■ **What you have to do**
Scan the entries below and count the lines holding the string "last". Supply only the number.

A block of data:
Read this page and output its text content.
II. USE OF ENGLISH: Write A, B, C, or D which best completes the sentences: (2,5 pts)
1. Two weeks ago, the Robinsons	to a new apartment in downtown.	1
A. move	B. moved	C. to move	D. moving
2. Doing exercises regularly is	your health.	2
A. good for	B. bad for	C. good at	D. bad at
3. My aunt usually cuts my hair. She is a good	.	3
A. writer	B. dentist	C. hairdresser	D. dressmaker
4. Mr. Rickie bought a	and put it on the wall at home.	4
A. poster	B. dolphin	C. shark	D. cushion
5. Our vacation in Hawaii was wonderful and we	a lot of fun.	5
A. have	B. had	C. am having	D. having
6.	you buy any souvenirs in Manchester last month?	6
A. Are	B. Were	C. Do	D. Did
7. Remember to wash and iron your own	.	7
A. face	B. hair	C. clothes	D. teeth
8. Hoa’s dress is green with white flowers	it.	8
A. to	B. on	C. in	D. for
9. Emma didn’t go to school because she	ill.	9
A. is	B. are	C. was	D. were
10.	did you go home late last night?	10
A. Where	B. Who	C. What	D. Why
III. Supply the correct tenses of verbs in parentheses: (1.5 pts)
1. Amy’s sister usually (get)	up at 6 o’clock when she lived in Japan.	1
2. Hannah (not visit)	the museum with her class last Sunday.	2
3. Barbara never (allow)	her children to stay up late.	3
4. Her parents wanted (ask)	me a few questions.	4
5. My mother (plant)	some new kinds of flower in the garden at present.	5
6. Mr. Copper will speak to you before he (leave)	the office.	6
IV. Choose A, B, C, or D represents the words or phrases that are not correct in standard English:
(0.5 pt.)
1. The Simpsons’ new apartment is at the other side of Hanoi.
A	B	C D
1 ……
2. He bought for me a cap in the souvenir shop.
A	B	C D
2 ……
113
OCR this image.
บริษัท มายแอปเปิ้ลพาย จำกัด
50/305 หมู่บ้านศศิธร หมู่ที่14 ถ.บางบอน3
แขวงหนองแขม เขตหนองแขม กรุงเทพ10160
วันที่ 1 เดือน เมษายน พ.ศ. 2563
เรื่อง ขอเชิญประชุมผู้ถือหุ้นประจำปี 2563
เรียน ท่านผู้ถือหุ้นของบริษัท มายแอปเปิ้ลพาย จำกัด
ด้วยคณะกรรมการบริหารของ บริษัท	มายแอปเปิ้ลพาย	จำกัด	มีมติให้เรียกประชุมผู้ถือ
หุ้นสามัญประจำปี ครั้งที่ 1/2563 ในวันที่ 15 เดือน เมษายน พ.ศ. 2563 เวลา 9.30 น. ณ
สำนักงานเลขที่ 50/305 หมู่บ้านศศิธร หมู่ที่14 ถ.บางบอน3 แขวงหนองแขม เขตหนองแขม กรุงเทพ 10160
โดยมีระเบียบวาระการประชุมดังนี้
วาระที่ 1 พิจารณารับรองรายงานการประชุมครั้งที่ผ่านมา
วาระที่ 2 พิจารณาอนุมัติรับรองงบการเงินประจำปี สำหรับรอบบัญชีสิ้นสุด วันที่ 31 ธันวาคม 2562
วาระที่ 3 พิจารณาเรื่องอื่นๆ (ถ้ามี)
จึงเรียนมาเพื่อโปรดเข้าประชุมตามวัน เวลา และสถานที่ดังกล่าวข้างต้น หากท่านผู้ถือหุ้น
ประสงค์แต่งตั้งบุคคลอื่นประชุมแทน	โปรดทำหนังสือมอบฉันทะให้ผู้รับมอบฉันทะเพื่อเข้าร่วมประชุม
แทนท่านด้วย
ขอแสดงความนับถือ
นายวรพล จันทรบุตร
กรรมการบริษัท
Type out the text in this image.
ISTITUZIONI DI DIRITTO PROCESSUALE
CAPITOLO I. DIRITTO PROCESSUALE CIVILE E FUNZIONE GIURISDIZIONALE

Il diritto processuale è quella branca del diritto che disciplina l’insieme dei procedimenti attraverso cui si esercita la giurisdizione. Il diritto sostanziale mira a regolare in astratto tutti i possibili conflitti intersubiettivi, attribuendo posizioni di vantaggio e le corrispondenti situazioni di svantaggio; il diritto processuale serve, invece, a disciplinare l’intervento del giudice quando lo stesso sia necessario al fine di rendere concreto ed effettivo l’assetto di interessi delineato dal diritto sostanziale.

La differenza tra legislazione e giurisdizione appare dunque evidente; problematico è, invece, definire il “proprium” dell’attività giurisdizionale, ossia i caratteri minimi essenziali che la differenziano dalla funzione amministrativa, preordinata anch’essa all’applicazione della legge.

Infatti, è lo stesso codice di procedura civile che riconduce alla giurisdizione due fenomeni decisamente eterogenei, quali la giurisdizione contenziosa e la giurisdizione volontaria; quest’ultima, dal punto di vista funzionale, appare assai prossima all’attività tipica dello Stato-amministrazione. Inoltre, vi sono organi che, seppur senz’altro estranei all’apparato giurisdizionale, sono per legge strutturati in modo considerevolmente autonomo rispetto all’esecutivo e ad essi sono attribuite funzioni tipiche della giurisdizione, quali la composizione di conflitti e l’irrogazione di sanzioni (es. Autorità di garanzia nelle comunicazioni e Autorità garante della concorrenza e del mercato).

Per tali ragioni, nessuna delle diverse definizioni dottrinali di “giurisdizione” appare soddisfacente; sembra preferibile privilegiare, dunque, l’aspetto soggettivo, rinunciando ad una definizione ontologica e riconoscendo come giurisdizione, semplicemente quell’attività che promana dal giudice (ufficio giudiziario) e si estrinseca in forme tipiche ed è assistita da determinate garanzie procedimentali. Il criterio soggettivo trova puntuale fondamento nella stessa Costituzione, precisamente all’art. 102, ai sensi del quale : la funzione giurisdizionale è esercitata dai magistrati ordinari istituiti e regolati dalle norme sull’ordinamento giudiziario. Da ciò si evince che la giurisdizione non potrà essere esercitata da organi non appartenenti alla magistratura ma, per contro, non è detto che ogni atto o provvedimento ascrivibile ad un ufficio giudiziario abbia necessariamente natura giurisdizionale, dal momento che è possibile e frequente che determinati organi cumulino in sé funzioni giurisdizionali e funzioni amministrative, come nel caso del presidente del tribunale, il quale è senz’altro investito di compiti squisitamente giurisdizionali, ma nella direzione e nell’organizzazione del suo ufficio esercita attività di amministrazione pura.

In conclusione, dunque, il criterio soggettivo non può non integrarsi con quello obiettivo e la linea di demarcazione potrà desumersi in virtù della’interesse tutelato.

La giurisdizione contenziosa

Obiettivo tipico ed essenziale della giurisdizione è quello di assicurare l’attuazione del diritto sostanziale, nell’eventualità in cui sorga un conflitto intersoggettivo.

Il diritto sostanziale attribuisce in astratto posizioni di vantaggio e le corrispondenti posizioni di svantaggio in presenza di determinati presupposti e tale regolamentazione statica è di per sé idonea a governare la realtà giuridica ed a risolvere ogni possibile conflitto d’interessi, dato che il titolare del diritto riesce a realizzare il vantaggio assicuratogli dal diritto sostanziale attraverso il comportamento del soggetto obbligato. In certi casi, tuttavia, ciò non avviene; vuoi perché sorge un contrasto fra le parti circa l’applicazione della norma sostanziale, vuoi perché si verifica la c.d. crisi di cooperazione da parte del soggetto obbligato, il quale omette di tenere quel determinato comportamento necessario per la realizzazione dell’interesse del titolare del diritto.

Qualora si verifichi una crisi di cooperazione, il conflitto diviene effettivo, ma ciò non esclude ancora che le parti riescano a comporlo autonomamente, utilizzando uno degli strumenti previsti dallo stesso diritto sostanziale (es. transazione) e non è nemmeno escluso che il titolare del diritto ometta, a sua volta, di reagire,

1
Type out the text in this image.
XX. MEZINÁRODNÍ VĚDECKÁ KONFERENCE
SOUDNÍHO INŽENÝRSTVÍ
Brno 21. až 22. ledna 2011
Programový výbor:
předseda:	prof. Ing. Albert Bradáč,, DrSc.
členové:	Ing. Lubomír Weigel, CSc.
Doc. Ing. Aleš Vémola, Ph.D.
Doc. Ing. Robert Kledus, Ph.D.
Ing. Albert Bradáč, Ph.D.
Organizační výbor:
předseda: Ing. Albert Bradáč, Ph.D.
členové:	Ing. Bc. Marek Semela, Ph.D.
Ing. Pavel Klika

■ **Solution for this problem**
3